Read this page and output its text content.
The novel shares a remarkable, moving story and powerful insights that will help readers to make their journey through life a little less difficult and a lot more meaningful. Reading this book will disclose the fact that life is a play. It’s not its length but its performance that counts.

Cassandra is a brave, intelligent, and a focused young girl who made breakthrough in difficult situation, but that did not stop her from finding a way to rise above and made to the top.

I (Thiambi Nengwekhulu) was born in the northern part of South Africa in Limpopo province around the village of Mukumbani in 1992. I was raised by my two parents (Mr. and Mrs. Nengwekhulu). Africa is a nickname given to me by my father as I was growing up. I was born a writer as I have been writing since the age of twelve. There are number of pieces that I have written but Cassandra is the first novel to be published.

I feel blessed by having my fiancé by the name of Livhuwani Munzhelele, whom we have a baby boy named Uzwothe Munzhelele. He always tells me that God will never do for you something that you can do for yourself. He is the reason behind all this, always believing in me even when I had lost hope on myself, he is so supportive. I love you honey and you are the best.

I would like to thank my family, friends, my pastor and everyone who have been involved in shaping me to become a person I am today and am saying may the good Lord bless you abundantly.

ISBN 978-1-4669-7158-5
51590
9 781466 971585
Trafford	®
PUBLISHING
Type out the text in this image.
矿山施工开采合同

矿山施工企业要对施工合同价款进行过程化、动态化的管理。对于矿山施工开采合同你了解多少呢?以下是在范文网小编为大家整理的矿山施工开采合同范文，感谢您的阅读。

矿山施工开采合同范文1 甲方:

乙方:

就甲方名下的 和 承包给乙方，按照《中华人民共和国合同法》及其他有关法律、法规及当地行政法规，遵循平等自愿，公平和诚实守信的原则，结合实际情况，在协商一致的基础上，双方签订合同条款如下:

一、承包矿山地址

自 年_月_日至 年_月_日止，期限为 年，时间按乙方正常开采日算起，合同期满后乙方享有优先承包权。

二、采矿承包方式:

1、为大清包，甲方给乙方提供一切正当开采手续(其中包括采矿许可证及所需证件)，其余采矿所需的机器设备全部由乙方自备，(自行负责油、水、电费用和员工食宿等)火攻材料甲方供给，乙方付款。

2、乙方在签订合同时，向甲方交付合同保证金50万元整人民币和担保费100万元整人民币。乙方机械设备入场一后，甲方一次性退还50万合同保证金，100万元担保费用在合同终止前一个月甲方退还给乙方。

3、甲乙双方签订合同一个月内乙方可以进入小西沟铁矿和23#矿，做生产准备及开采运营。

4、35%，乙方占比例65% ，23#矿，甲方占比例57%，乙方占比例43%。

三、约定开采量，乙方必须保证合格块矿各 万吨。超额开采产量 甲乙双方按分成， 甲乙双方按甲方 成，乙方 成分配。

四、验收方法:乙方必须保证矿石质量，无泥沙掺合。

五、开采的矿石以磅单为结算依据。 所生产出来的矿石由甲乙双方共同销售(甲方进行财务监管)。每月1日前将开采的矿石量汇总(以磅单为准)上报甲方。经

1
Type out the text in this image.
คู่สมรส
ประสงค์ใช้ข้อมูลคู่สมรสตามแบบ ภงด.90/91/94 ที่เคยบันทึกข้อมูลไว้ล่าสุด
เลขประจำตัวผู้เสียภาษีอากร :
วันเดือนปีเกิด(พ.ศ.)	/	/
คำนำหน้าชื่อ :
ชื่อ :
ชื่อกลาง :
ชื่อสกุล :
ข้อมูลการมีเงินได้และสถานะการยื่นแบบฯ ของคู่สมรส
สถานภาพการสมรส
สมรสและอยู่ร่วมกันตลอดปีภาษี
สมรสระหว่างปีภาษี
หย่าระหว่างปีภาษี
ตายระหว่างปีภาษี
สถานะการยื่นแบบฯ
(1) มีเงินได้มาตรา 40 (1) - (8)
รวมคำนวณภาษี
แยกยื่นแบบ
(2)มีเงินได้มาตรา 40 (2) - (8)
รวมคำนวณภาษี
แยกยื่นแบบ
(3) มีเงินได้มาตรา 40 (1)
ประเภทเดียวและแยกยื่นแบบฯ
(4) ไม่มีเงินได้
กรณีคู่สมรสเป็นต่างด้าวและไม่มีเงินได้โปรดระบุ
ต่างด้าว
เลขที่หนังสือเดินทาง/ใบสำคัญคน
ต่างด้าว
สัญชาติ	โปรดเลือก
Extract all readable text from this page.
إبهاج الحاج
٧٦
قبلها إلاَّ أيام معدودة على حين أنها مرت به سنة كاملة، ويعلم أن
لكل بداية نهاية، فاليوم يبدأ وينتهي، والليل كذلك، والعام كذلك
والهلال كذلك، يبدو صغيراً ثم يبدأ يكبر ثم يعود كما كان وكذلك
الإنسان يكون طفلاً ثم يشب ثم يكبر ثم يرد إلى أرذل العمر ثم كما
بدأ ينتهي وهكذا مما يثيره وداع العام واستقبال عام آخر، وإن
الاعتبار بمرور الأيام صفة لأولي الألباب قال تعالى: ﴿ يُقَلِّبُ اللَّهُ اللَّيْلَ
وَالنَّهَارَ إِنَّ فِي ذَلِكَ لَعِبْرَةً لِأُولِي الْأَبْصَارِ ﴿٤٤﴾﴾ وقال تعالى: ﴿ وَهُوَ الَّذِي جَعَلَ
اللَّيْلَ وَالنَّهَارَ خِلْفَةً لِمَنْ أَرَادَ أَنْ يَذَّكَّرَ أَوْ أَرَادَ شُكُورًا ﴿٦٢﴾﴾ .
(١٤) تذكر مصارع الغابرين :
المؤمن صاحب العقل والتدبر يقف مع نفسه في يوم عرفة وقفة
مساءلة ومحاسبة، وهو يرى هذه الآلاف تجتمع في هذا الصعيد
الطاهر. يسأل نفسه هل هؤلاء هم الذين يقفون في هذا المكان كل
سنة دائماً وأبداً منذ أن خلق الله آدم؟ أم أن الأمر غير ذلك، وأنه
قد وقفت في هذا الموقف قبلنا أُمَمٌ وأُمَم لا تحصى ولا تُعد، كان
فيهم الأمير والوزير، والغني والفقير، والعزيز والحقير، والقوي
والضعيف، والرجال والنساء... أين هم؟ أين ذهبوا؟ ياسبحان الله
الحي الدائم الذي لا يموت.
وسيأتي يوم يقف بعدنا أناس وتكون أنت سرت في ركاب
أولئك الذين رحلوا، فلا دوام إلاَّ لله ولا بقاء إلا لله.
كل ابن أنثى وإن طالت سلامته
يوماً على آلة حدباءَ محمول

=====

- THE EXERCISE -
Write out the whole listing exactly.

- ANSWER TO THE PROBLEM -
Read this page and output its text content.
The novel shares a remarkable, moving story and powerful insights that will help readers to make their journey through life a little less difficult and a lot more meaningful. Reading this book will disclose the fact that life is a play. It’s not its length but its performance that counts.

Cassandra is a brave, intelligent, and a focused young girl who made breakthrough in difficult situation, but that did not stop her from finding a way to rise above and made to the top.

I (Thiambi Nengwekhulu) was born in the northern part of South Africa in Limpopo province around the village of Mukumbani in 1992. I was raised by my two parents (Mr. and Mrs. Nengwekhulu). Africa is a nickname given to me by my father as I was growing up. I was born a writer as I have been writing since the age of twelve. There are number of pieces that I have written but Cassandra is the first novel to be published.

I feel blessed by having my fiancé by the name of Livhuwani Munzhelele, whom we have a baby boy named Uzwothe Munzhelele. He always tells me that God will never do for you something that you can do for yourself. He is the reason behind all this, always believing in me even when I had lost hope on myself, he is so supportive. I love you honey and you are the best.

I would like to thank my family, friends, my pastor and everyone who have been involved in shaping me to become a person I am today and am saying may the good Lord bless you abundantly.

ISBN 978-1-4669-7158-5
51590
9 781466 971585
Trafford	®
PUBLISHING
Type out the text in this image.
矿山施工开采合同

矿山施工企业要对施工合同价款进行过程化、动态化的管理。对于矿山施工开采合同你了解多少呢?以下是在范文网小编为大家整理的矿山施工开采合同范文，感谢您的阅读。

矿山施工开采合同范文1 甲方:

乙方:

就甲方名下的 和 承包给乙方，按照《中华人民共和国合同法》及其他有关法律、法规及当地行政法规，遵循平等自愿，公平和诚实守信的原则，结合实际情况，在协商一致的基础上，双方签订合同条款如下:

一、承包矿山地址

自 年_月_日至 年_月_日止，期限为 年，时间按乙方正常开采日算起，合同期满后乙方享有优先承包权。

二、采矿承包方式:

1、为大清包，甲方给乙方提供一切正当开采手续(其中包括采矿许可证及所需证件)，其余采矿所需的机器设备全部由乙方自备，(自行负责油、水、电费用和员工食宿等)火攻材料甲方供给，乙方付款。

2、乙方在签订合同时，向甲方交付合同保证金50万元整人民币和担保费100万元整人民币。乙方机械设备入场一后，甲方一次性退还50万合同保证金，100万元担保费用在合同终止前一个月甲方退还给乙方。

3、甲乙双方签订合同一个月内乙方可以进入小西沟铁矿和23#矿，做生产准备及开采运营。

4、35%，乙方占比例65% ，23#矿，甲方占比例57%，乙方占比例43%。

三、约定开采量，乙方必须保证合格块矿各 万吨。超额开采产量 甲乙双方按分成， 甲乙双方按甲方 成，乙方 成分配。

四、验收方法:乙方必须保证矿石质量，无泥沙掺合。

五、开采的矿石以磅单为结算依据。 所生产出来的矿石由甲乙双方共同销售(甲方进行财务监管)。每月1日前将开采的矿石量汇总(以磅单为准)上报甲方。经

1
Type out the text in this image.
คู่สมรส
ประสงค์ใช้ข้อมูลคู่สมรสตามแบบ ภงด.90/91/94 ที่เคยบันทึกข้อมูลไว้ล่าสุด
เลขประจำตัวผู้เสียภาษีอากร :
วันเดือนปีเกิด(พ.ศ.)	/	/
คำนำหน้าชื่อ :
ชื่อ :
ชื่อกลาง :
ชื่อสกุล :
ข้อมูลการมีเงินได้และสถานะการยื่นแบบฯ ของคู่สมรส
สถานภาพการสมรส
สมรสและอยู่ร่วมกันตลอดปีภาษี
สมรสระหว่างปีภาษี
หย่าระหว่างปีภาษี
ตายระหว่างปีภาษี
สถานะการยื่นแบบฯ
(1) มีเงินได้มาตรา 40 (1) - (8)
รวมคำนวณภาษี
แยกยื่นแบบ
(2)มีเงินได้มาตรา 40 (2) - (8)
รวมคำนวณภาษี
แยกยื่นแบบ
(3) มีเงินได้มาตรา 40 (1)
ประเภทเดียวและแยกยื่นแบบฯ
(4) ไม่มีเงินได้
กรณีคู่สมรสเป็นต่างด้าวและไม่มีเงินได้โปรดระบุ
ต่างด้าว
เลขที่หนังสือเดินทาง/ใบสำคัญคน
ต่างด้าว
สัญชาติ	โปรดเลือก
Extract all readable text from this page.
إبهاج الحاج
٧٦
قبلها إلاَّ أيام معدودة على حين أنها مرت به سنة كاملة، ويعلم أن
لكل بداية نهاية، فاليوم يبدأ وينتهي، والليل كذلك، والعام كذلك
والهلال كذلك، يبدو صغيراً ثم يبدأ يكبر ثم يعود كما كان وكذلك
الإنسان يكون طفلاً ثم يشب ثم يكبر ثم يرد إلى أرذل العمر ثم كما
بدأ ينتهي وهكذا مما يثيره وداع العام واستقبال عام آخر، وإن
الاعتبار بمرور الأيام صفة لأولي الألباب قال تعالى: ﴿ يُقَلِّبُ اللَّهُ اللَّيْلَ
وَالنَّهَارَ إِنَّ فِي ذَلِكَ لَعِبْرَةً لِأُولِي الْأَبْصَارِ ﴿٤٤﴾﴾ وقال تعالى: ﴿ وَهُوَ الَّذِي جَعَلَ
اللَّيْلَ وَالنَّهَارَ خِلْفَةً لِمَنْ أَرَادَ أَنْ يَذَّكَّرَ أَوْ أَرَادَ شُكُورًا ﴿٦٢﴾﴾ .
(١٤) تذكر مصارع الغابرين :
المؤمن صاحب العقل والتدبر يقف مع نفسه في يوم عرفة وقفة
مساءلة ومحاسبة، وهو يرى هذه الآلاف تجتمع في هذا الصعيد
الطاهر. يسأل نفسه هل هؤلاء هم الذين يقفون في هذا المكان كل
سنة دائماً وأبداً منذ أن خلق الله آدم؟ أم أن الأمر غير ذلك، وأنه
قد وقفت في هذا الموقف قبلنا أُمَمٌ وأُمَم لا تحصى ولا تُعد، كان
فيهم الأمير والوزير، والغني والفقير، والعزيز والحقير، والقوي
والضعيف، والرجال والنساء... أين هم؟ أين ذهبوا؟ ياسبحان الله
الحي الدائم الذي لا يموت.
وسيأتي يوم يقف بعدنا أناس وتكون أنت سرت في ركاب
أولئك الذين رحلوا، فلا دوام إلاَّ لله ولا بقاء إلا لله.
كل ابن أنثى وإن طالت سلامته
يوماً على آلة حدباءَ محمول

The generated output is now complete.